RECORDS SHOWN:

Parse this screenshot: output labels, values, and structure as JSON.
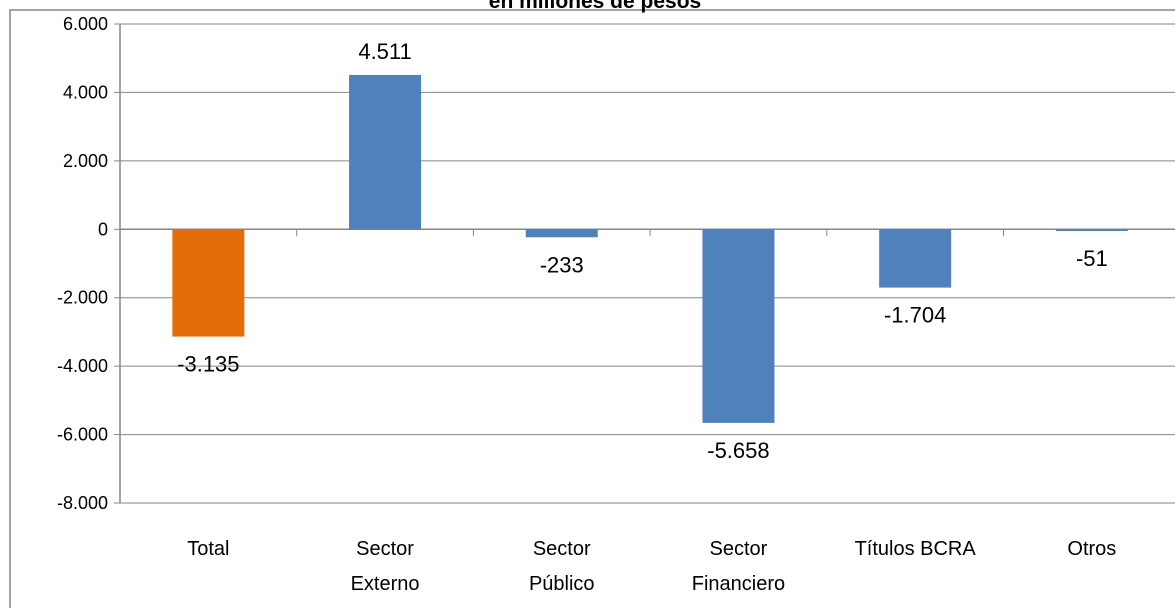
{
  "chart_data": {
    "type": "bar",
    "title": "en millones de pesos",
    "categories": [
      [
        "Total"
      ],
      [
        "Sector",
        "Externo"
      ],
      [
        "Sector",
        "Público"
      ],
      [
        "Sector",
        "Financiero"
      ],
      [
        "Títulos BCRA"
      ],
      [
        "Otros"
      ]
    ],
    "values": [
      -3135,
      4511,
      -233,
      -5658,
      -1704,
      -51
    ],
    "value_labels": [
      "-3.135",
      "4.511",
      "-233",
      "-5.658",
      "-1.704",
      "-51"
    ],
    "colors": [
      "#e46c0a",
      "#4f81bd",
      "#4f81bd",
      "#4f81bd",
      "#4f81bd",
      "#4f81bd"
    ],
    "ylim": [
      -8000,
      6000
    ],
    "yticks": [
      {
        "value": -8000,
        "label": "-8.000"
      },
      {
        "value": -6000,
        "label": "-6.000"
      },
      {
        "value": -4000,
        "label": "-4.000"
      },
      {
        "value": -2000,
        "label": "-2.000"
      },
      0,
      {
        "value": 2000,
        "label": "2.000"
      },
      {
        "value": 4000,
        "label": "4.000"
      },
      {
        "value": 6000,
        "label": "6.000"
      }
    ],
    "grid": true
  }
}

STATED PROBLEM:
Within the material above, find the lines that contain the word "values"; copy them.

WORKED ANSWER:
Parse this screenshot: output labels, values, and structure as JSON.
    "values": [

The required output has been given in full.